■ YOUR INSTRUCTIONS
Look through the lines of the material and count those containing "title". Give that count alone.

○ ○ ○ ○

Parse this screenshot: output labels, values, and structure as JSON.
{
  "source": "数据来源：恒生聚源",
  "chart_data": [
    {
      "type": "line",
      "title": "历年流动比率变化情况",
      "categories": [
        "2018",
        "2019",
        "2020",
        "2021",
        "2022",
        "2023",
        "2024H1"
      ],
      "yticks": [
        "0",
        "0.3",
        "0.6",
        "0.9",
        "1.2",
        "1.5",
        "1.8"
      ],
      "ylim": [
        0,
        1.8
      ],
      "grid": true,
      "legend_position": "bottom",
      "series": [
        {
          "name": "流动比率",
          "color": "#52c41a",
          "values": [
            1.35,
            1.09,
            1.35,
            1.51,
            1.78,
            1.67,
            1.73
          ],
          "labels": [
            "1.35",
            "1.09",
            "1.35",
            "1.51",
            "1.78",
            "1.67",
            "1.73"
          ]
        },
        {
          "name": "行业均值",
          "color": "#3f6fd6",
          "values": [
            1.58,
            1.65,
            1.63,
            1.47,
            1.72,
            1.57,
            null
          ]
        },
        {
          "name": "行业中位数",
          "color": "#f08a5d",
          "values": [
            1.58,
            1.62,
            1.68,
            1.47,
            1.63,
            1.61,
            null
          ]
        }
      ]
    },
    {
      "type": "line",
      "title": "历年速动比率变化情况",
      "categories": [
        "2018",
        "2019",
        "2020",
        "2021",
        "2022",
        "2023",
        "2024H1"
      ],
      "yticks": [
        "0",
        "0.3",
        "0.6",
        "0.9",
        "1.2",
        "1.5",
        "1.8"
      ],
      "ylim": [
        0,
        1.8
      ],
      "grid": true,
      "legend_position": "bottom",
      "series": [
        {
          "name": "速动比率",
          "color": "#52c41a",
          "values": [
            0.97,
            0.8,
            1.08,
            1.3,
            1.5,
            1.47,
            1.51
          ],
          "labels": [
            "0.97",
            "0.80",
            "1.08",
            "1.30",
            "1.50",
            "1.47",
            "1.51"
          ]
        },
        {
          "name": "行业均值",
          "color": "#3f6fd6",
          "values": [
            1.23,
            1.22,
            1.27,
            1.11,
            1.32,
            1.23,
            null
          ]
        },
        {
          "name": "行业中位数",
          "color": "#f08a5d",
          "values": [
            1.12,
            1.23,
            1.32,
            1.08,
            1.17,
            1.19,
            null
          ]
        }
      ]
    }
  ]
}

○ ○ ○ ○

■ RESULT
2